• [INSTRUCTIONS TO FOLLOW]:
Transcribe all the entries word for word, omitting any pictures they contain.

Dataset entries on figures
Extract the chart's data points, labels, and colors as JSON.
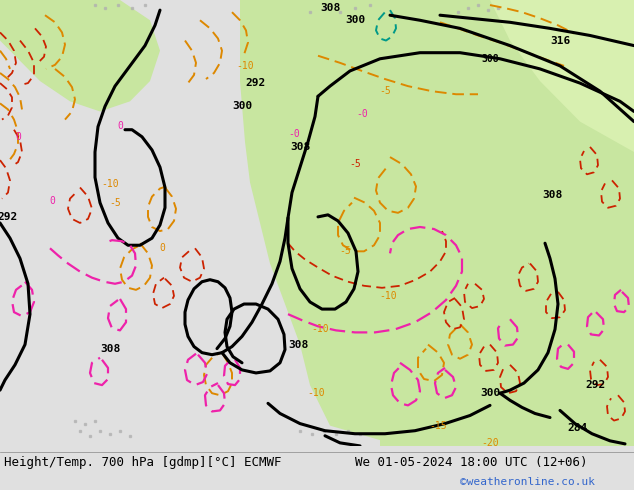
{
  "title_left": "Height/Temp. 700 hPa [gdmp][°C] ECMWF",
  "title_right": "We 01-05-2024 18:00 UTC (12+06)",
  "watermark": "©weatheronline.co.uk",
  "bg_gray": "#c8c8c8",
  "bg_green": "#c8e6a0",
  "bg_green_light": "#d8f0b0",
  "bottom_color": "#e0e0e0",
  "title_font_size": 9,
  "watermark_color": "#3366cc",
  "fig_width": 6.34,
  "fig_height": 4.9,
  "dpi": 100,
  "black_contour_lw": 2.2,
  "orange_lw": 1.4,
  "red_lw": 1.3,
  "pink_lw": 1.6
}
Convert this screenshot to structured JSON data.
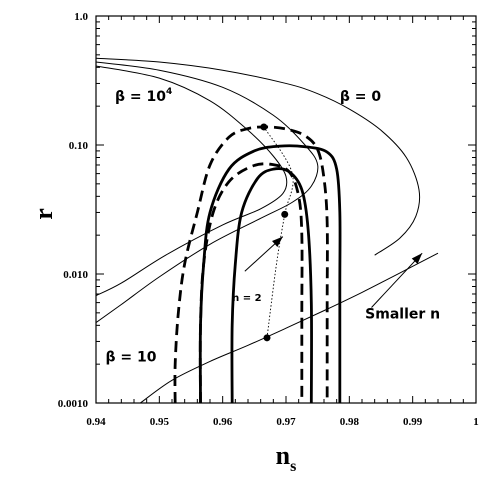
{
  "chart_data": {
    "type": "line",
    "title": "",
    "xlabel": "n",
    "xlabel_sub": "s",
    "ylabel": "r",
    "xlim": [
      0.94,
      1.0
    ],
    "ylim": [
      0.001,
      1.0
    ],
    "yscale": "log",
    "grid": false,
    "x_ticks": [
      {
        "value": 0.94,
        "label": "0.94"
      },
      {
        "value": 0.95,
        "label": "0.95"
      },
      {
        "value": 0.96,
        "label": "0.96"
      },
      {
        "value": 0.97,
        "label": "0.97"
      },
      {
        "value": 0.98,
        "label": "0.98"
      },
      {
        "value": 0.99,
        "label": "0.99"
      },
      {
        "value": 1.0,
        "label": "1"
      }
    ],
    "y_ticks": [
      {
        "value": 0.001,
        "label": "0.0010"
      },
      {
        "value": 0.01,
        "label": "0.010"
      },
      {
        "value": 0.1,
        "label": "0.10"
      },
      {
        "value": 1.0,
        "label": "1.0"
      }
    ],
    "series": [
      {
        "style": "thin",
        "points": [
          [
            0.94,
            0.47
          ],
          [
            0.95,
            0.44
          ],
          [
            0.96,
            0.38
          ],
          [
            0.97,
            0.3
          ],
          [
            0.975,
            0.25
          ],
          [
            0.98,
            0.19
          ],
          [
            0.985,
            0.13
          ],
          [
            0.989,
            0.08
          ],
          [
            0.991,
            0.045
          ],
          [
            0.9905,
            0.028
          ],
          [
            0.988,
            0.019
          ],
          [
            0.984,
            0.014
          ]
        ]
      },
      {
        "style": "thin",
        "points": [
          [
            0.94,
            0.44
          ],
          [
            0.95,
            0.38
          ],
          [
            0.96,
            0.28
          ],
          [
            0.968,
            0.17
          ],
          [
            0.973,
            0.1
          ],
          [
            0.975,
            0.07
          ],
          [
            0.974,
            0.048
          ],
          [
            0.971,
            0.036
          ],
          [
            0.966,
            0.027
          ],
          [
            0.958,
            0.017
          ],
          [
            0.95,
            0.0095
          ],
          [
            0.944,
            0.0058
          ],
          [
            0.94,
            0.0042
          ]
        ]
      },
      {
        "style": "thin",
        "points": [
          [
            0.94,
            0.41
          ],
          [
            0.95,
            0.33
          ],
          [
            0.958,
            0.22
          ],
          [
            0.964,
            0.13
          ],
          [
            0.968,
            0.082
          ],
          [
            0.97,
            0.057
          ],
          [
            0.9695,
            0.042
          ],
          [
            0.966,
            0.032
          ],
          [
            0.96,
            0.024
          ],
          [
            0.951,
            0.014
          ],
          [
            0.944,
            0.0085
          ],
          [
            0.94,
            0.0068
          ]
        ]
      },
      {
        "style": "thin",
        "points": [
          [
            0.947,
            0.001
          ],
          [
            0.952,
            0.0015
          ],
          [
            0.958,
            0.0021
          ],
          [
            0.964,
            0.0028
          ],
          [
            0.97,
            0.0038
          ],
          [
            0.976,
            0.0052
          ],
          [
            0.982,
            0.0072
          ],
          [
            0.988,
            0.0102
          ],
          [
            0.994,
            0.0145
          ]
        ]
      },
      {
        "style": "dashed-thick",
        "points": [
          [
            0.9525,
            0.001
          ],
          [
            0.9525,
            0.002
          ],
          [
            0.953,
            0.005
          ],
          [
            0.954,
            0.012
          ],
          [
            0.956,
            0.03
          ],
          [
            0.958,
            0.07
          ],
          [
            0.961,
            0.115
          ],
          [
            0.964,
            0.134
          ],
          [
            0.967,
            0.138
          ],
          [
            0.97,
            0.133
          ],
          [
            0.973,
            0.118
          ],
          [
            0.975,
            0.092
          ],
          [
            0.976,
            0.055
          ],
          [
            0.9765,
            0.025
          ],
          [
            0.9765,
            0.006
          ],
          [
            0.9765,
            0.001
          ]
        ]
      },
      {
        "style": "dashed-thick",
        "points": [
          [
            0.9565,
            0.001
          ],
          [
            0.9565,
            0.004
          ],
          [
            0.957,
            0.012
          ],
          [
            0.9585,
            0.03
          ],
          [
            0.961,
            0.052
          ],
          [
            0.9645,
            0.068
          ],
          [
            0.9675,
            0.071
          ],
          [
            0.9705,
            0.062
          ],
          [
            0.972,
            0.04
          ],
          [
            0.9725,
            0.02
          ],
          [
            0.9725,
            0.005
          ],
          [
            0.9725,
            0.001
          ]
        ]
      },
      {
        "style": "solid-thick",
        "points": [
          [
            0.9565,
            0.001
          ],
          [
            0.9565,
            0.004
          ],
          [
            0.957,
            0.012
          ],
          [
            0.958,
            0.03
          ],
          [
            0.961,
            0.065
          ],
          [
            0.965,
            0.09
          ],
          [
            0.969,
            0.098
          ],
          [
            0.973,
            0.097
          ],
          [
            0.9765,
            0.088
          ],
          [
            0.978,
            0.065
          ],
          [
            0.9785,
            0.03
          ],
          [
            0.9785,
            0.008
          ],
          [
            0.9785,
            0.001
          ]
        ]
      },
      {
        "style": "solid-thick",
        "points": [
          [
            0.9615,
            0.001
          ],
          [
            0.9615,
            0.004
          ],
          [
            0.962,
            0.012
          ],
          [
            0.963,
            0.03
          ],
          [
            0.9655,
            0.055
          ],
          [
            0.968,
            0.065
          ],
          [
            0.9705,
            0.062
          ],
          [
            0.9725,
            0.045
          ],
          [
            0.9735,
            0.022
          ],
          [
            0.974,
            0.006
          ],
          [
            0.974,
            0.001
          ]
        ]
      },
      {
        "style": "dotted",
        "points": [
          [
            0.967,
            0.0032
          ],
          [
            0.9685,
            0.012
          ],
          [
            0.9698,
            0.029
          ],
          [
            0.971,
            0.06
          ],
          [
            0.9665,
            0.138
          ]
        ]
      }
    ],
    "markers": [
      [
        0.9665,
        0.138
      ],
      [
        0.9698,
        0.029
      ],
      [
        0.967,
        0.0032
      ]
    ],
    "arrows": [
      {
        "from": [
          0.9635,
          0.0105
        ],
        "to": [
          0.9695,
          0.0195
        ]
      },
      {
        "from": [
          0.9835,
          0.0055
        ],
        "to": [
          0.9915,
          0.0145
        ]
      }
    ],
    "annotations": [
      {
        "text": "β = 10",
        "sup": "4",
        "x": 0.943,
        "y": 0.22
      },
      {
        "text": "β = 0",
        "sup": "",
        "x": 0.9785,
        "y": 0.22
      },
      {
        "text": "β = 10",
        "sup": "",
        "x": 0.9415,
        "y": 0.0021
      },
      {
        "text": "n = 2",
        "sup": "",
        "x": 0.9615,
        "y": 0.0062
      },
      {
        "text": "Smaller n",
        "sup": "",
        "x": 0.9825,
        "y": 0.0045
      }
    ]
  }
}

• [SOLUTION]:
Extract the chart's data points, labels, and colors as JSON.
{
  "title_left": "Height/Temp. 700 hPa [gdmp][°C] ECMWF",
  "title_right": "We 01-05-2024 18:00 UTC (12+06)",
  "watermark": "©weatheronline.co.uk",
  "bg_gray": "#c8c8c8",
  "bg_green": "#c8e6a0",
  "bg_green_light": "#d8f0b0",
  "bottom_color": "#e0e0e0",
  "title_font_size": 9,
  "watermark_color": "#3366cc",
  "fig_width": 6.34,
  "fig_height": 4.9,
  "dpi": 100,
  "black_contour_lw": 2.2,
  "orange_lw": 1.4,
  "red_lw": 1.3,
  "pink_lw": 1.6
}
Convert this screenshot to structured JSON data.
{
  "chart_data": {
    "type": "line",
    "title": "",
    "xlabel": "n",
    "xlabel_sub": "s",
    "ylabel": "r",
    "xlim": [
      0.94,
      1.0
    ],
    "ylim": [
      0.001,
      1.0
    ],
    "yscale": "log",
    "grid": false,
    "x_ticks": [
      {
        "value": 0.94,
        "label": "0.94"
      },
      {
        "value": 0.95,
        "label": "0.95"
      },
      {
        "value": 0.96,
        "label": "0.96"
      },
      {
        "value": 0.97,
        "label": "0.97"
      },
      {
        "value": 0.98,
        "label": "0.98"
      },
      {
        "value": 0.99,
        "label": "0.99"
      },
      {
        "value": 1.0,
        "label": "1"
      }
    ],
    "y_ticks": [
      {
        "value": 0.001,
        "label": "0.0010"
      },
      {
        "value": 0.01,
        "label": "0.010"
      },
      {
        "value": 0.1,
        "label": "0.10"
      },
      {
        "value": 1.0,
        "label": "1.0"
      }
    ],
    "series": [
      {
        "style": "thin",
        "points": [
          [
            0.94,
            0.47
          ],
          [
            0.95,
            0.44
          ],
          [
            0.96,
            0.38
          ],
          [
            0.97,
            0.3
          ],
          [
            0.975,
            0.25
          ],
          [
            0.98,
            0.19
          ],
          [
            0.985,
            0.13
          ],
          [
            0.989,
            0.08
          ],
          [
            0.991,
            0.045
          ],
          [
            0.9905,
            0.028
          ],
          [
            0.988,
            0.019
          ],
          [
            0.984,
            0.014
          ]
        ]
      },
      {
        "style": "thin",
        "points": [
          [
            0.94,
            0.44
          ],
          [
            0.95,
            0.38
          ],
          [
            0.96,
            0.28
          ],
          [
            0.968,
            0.17
          ],
          [
            0.973,
            0.1
          ],
          [
            0.975,
            0.07
          ],
          [
            0.974,
            0.048
          ],
          [
            0.971,
            0.036
          ],
          [
            0.966,
            0.027
          ],
          [
            0.958,
            0.017
          ],
          [
            0.95,
            0.0095
          ],
          [
            0.944,
            0.0058
          ],
          [
            0.94,
            0.0042
          ]
        ]
      },
      {
        "style": "thin",
        "points": [
          [
            0.94,
            0.41
          ],
          [
            0.95,
            0.33
          ],
          [
            0.958,
            0.22
          ],
          [
            0.964,
            0.13
          ],
          [
            0.968,
            0.082
          ],
          [
            0.97,
            0.057
          ],
          [
            0.9695,
            0.042
          ],
          [
            0.966,
            0.032
          ],
          [
            0.96,
            0.024
          ],
          [
            0.951,
            0.014
          ],
          [
            0.944,
            0.0085
          ],
          [
            0.94,
            0.0068
          ]
        ]
      },
      {
        "style": "thin",
        "points": [
          [
            0.947,
            0.001
          ],
          [
            0.952,
            0.0015
          ],
          [
            0.958,
            0.0021
          ],
          [
            0.964,
            0.0028
          ],
          [
            0.97,
            0.0038
          ],
          [
            0.976,
            0.0052
          ],
          [
            0.982,
            0.0072
          ],
          [
            0.988,
            0.0102
          ],
          [
            0.994,
            0.0145
          ]
        ]
      },
      {
        "style": "dashed-thick",
        "points": [
          [
            0.9525,
            0.001
          ],
          [
            0.9525,
            0.002
          ],
          [
            0.953,
            0.005
          ],
          [
            0.954,
            0.012
          ],
          [
            0.956,
            0.03
          ],
          [
            0.958,
            0.07
          ],
          [
            0.961,
            0.115
          ],
          [
            0.964,
            0.134
          ],
          [
            0.967,
            0.138
          ],
          [
            0.97,
            0.133
          ],
          [
            0.973,
            0.118
          ],
          [
            0.975,
            0.092
          ],
          [
            0.976,
            0.055
          ],
          [
            0.9765,
            0.025
          ],
          [
            0.9765,
            0.006
          ],
          [
            0.9765,
            0.001
          ]
        ]
      },
      {
        "style": "dashed-thick",
        "points": [
          [
            0.9565,
            0.001
          ],
          [
            0.9565,
            0.004
          ],
          [
            0.957,
            0.012
          ],
          [
            0.9585,
            0.03
          ],
          [
            0.961,
            0.052
          ],
          [
            0.9645,
            0.068
          ],
          [
            0.9675,
            0.071
          ],
          [
            0.9705,
            0.062
          ],
          [
            0.972,
            0.04
          ],
          [
            0.9725,
            0.02
          ],
          [
            0.9725,
            0.005
          ],
          [
            0.9725,
            0.001
          ]
        ]
      },
      {
        "style": "solid-thick",
        "points": [
          [
            0.9565,
            0.001
          ],
          [
            0.9565,
            0.004
          ],
          [
            0.957,
            0.012
          ],
          [
            0.958,
            0.03
          ],
          [
            0.961,
            0.065
          ],
          [
            0.965,
            0.09
          ],
          [
            0.969,
            0.098
          ],
          [
            0.973,
            0.097
          ],
          [
            0.9765,
            0.088
          ],
          [
            0.978,
            0.065
          ],
          [
            0.9785,
            0.03
          ],
          [
            0.9785,
            0.008
          ],
          [
            0.9785,
            0.001
          ]
        ]
      },
      {
        "style": "solid-thick",
        "points": [
          [
            0.9615,
            0.001
          ],
          [
            0.9615,
            0.004
          ],
          [
            0.962,
            0.012
          ],
          [
            0.963,
            0.03
          ],
          [
            0.9655,
            0.055
          ],
          [
            0.968,
            0.065
          ],
          [
            0.9705,
            0.062
          ],
          [
            0.9725,
            0.045
          ],
          [
            0.9735,
            0.022
          ],
          [
            0.974,
            0.006
          ],
          [
            0.974,
            0.001
          ]
        ]
      },
      {
        "style": "dotted",
        "points": [
          [
            0.967,
            0.0032
          ],
          [
            0.9685,
            0.012
          ],
          [
            0.9698,
            0.029
          ],
          [
            0.971,
            0.06
          ],
          [
            0.9665,
            0.138
          ]
        ]
      }
    ],
    "markers": [
      [
        0.9665,
        0.138
      ],
      [
        0.9698,
        0.029
      ],
      [
        0.967,
        0.0032
      ]
    ],
    "arrows": [
      {
        "from": [
          0.9635,
          0.0105
        ],
        "to": [
          0.9695,
          0.0195
        ]
      },
      {
        "from": [
          0.9835,
          0.0055
        ],
        "to": [
          0.9915,
          0.0145
        ]
      }
    ],
    "annotations": [
      {
        "text": "β = 10",
        "sup": "4",
        "x": 0.943,
        "y": 0.22
      },
      {
        "text": "β = 0",
        "sup": "",
        "x": 0.9785,
        "y": 0.22
      },
      {
        "text": "β = 10",
        "sup": "",
        "x": 0.9415,
        "y": 0.0021
      },
      {
        "text": "n = 2",
        "sup": "",
        "x": 0.9615,
        "y": 0.0062
      },
      {
        "text": "Smaller n",
        "sup": "",
        "x": 0.9825,
        "y": 0.0045
      }
    ]
  }
}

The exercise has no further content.